Start MATERIAL FOR THIS EXERCISE
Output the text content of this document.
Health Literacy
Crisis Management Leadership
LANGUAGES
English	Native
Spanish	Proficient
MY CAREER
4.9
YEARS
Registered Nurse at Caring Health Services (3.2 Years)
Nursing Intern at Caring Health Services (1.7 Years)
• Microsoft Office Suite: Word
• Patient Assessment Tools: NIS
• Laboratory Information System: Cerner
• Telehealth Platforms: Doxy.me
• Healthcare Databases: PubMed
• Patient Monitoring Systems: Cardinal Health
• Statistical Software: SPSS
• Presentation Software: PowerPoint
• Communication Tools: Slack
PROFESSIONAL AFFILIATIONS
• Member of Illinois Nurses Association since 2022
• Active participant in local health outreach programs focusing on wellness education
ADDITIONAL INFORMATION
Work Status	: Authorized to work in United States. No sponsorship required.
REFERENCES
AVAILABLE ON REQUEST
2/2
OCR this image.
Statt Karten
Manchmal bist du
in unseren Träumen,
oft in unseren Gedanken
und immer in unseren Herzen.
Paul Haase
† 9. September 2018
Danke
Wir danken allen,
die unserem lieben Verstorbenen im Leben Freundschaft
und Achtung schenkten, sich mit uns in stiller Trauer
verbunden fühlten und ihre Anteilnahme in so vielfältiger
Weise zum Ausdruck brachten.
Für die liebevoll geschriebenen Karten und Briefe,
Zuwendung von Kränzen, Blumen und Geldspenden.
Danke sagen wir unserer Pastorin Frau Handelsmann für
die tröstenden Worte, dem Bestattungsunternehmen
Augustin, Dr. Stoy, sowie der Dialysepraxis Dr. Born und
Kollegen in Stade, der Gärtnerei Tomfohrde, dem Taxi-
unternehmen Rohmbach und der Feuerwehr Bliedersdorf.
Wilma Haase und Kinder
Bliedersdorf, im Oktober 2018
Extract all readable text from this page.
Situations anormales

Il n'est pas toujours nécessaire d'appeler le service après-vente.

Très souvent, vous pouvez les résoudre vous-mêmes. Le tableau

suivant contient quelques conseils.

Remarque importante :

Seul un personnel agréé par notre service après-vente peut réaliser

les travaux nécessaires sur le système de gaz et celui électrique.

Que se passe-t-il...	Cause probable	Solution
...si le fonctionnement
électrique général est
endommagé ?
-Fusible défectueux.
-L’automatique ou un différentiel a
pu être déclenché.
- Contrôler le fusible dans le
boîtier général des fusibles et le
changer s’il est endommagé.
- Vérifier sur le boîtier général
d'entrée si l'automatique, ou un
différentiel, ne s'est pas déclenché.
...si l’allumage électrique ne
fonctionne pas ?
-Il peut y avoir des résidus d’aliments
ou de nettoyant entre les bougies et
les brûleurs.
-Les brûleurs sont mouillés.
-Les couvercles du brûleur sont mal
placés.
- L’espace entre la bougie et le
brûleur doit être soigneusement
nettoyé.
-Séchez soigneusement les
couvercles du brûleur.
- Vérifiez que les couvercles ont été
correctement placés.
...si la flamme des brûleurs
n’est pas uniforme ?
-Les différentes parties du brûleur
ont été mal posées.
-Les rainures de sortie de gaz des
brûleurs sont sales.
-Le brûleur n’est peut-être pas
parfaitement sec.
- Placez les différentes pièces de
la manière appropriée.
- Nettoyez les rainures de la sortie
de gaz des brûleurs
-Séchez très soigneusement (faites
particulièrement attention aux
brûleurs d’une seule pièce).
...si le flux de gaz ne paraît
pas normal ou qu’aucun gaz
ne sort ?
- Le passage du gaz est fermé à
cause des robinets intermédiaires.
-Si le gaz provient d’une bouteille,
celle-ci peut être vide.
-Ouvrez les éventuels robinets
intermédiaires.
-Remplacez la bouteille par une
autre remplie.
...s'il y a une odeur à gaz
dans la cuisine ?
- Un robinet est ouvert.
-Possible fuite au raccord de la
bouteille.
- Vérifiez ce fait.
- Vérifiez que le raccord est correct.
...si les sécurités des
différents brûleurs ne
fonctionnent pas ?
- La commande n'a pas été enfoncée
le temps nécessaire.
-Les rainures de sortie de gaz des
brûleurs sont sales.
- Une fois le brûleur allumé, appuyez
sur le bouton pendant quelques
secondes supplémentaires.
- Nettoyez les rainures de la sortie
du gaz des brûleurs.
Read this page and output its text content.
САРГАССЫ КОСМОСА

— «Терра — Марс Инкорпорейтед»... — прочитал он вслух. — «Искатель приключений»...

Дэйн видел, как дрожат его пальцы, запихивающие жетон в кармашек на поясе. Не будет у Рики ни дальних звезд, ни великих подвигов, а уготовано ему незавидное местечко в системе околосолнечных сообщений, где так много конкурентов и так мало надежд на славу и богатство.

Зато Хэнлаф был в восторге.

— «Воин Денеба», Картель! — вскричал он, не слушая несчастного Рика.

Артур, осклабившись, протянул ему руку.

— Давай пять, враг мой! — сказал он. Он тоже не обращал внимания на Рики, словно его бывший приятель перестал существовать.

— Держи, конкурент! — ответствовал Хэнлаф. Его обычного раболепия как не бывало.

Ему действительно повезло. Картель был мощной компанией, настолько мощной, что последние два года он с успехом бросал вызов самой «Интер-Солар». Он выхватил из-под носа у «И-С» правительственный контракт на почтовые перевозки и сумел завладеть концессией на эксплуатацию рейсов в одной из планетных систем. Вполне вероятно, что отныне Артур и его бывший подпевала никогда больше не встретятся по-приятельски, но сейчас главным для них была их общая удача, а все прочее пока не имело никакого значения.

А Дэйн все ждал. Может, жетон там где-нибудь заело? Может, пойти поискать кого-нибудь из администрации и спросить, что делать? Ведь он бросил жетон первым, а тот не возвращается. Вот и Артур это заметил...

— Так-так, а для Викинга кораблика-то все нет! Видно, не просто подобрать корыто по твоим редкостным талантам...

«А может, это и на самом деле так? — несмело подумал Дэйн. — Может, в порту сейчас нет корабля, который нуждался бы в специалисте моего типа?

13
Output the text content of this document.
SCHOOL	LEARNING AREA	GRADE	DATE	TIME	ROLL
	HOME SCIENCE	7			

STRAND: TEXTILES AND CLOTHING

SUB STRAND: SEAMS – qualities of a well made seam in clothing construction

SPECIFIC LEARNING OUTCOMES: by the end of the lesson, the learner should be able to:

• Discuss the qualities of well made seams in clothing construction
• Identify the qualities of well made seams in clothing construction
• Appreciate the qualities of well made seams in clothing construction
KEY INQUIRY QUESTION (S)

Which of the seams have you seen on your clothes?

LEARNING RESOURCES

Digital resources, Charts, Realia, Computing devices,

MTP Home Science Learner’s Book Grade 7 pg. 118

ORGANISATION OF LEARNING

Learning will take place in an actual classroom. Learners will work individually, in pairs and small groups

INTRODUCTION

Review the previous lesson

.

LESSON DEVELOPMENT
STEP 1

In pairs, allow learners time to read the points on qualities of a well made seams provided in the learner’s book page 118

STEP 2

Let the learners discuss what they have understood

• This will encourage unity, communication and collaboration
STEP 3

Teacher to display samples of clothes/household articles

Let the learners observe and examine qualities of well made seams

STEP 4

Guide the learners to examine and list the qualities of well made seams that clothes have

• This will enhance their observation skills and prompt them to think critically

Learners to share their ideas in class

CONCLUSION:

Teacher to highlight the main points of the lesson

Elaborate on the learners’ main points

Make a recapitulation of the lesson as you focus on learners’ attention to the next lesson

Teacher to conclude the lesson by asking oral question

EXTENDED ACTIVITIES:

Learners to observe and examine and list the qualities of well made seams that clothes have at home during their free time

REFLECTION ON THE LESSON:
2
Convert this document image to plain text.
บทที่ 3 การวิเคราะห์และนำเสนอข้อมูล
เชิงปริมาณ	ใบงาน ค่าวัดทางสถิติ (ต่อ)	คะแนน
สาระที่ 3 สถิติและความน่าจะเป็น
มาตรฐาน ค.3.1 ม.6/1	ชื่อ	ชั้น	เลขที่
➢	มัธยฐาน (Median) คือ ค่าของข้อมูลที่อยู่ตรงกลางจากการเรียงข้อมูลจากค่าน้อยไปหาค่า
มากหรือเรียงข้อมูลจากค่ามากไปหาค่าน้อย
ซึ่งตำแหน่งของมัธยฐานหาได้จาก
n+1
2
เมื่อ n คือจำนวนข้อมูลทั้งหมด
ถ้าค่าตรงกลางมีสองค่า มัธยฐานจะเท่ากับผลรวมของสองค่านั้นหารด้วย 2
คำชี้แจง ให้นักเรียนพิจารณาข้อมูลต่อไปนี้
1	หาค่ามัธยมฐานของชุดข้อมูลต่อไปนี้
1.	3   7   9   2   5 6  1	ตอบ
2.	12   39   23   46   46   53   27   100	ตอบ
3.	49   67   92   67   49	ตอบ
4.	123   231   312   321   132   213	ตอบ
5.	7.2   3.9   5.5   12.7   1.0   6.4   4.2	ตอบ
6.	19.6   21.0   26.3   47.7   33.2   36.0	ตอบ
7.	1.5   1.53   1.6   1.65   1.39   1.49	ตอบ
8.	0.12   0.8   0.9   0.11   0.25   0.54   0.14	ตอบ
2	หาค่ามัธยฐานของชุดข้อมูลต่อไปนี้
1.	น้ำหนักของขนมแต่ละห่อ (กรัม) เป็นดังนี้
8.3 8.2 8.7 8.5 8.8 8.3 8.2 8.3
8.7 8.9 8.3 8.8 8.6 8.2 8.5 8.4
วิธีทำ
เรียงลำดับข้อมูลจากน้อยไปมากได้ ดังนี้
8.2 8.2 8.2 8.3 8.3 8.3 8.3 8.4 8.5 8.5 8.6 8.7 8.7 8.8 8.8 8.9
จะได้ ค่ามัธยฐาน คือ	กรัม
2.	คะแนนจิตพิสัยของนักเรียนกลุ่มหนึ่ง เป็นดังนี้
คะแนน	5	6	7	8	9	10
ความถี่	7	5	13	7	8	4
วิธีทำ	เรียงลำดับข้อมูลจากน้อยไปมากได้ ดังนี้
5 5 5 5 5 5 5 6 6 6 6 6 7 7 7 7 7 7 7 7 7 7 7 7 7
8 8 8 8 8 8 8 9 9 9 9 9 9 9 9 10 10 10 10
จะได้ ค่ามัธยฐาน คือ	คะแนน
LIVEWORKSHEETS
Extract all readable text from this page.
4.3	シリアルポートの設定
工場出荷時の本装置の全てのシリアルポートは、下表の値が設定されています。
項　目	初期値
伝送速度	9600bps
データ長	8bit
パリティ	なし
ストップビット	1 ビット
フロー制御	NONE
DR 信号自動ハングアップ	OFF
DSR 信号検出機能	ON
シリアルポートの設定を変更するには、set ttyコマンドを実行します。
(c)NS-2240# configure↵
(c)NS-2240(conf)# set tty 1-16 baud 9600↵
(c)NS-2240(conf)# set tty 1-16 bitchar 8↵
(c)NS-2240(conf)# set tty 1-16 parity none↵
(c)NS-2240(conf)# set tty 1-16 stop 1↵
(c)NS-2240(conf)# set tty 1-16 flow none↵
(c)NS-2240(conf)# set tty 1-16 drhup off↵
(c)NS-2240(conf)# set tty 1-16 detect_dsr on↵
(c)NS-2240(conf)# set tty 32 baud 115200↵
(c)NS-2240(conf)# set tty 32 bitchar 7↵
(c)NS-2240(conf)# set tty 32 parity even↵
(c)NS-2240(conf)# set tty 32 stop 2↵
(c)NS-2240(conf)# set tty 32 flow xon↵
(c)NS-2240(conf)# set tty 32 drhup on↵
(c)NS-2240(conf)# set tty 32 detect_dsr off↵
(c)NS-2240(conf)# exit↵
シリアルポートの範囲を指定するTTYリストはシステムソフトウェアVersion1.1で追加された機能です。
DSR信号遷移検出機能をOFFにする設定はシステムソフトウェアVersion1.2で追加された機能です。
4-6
End MATERIAL FOR THIS EXERCISE
» **PROBLEM DETAILS**
Search the lines for the string "intermédiaires" and copy every line that has it.

» **THE COMPLETED TASK**
cause des robinets intermédiaires.
intermédiaires.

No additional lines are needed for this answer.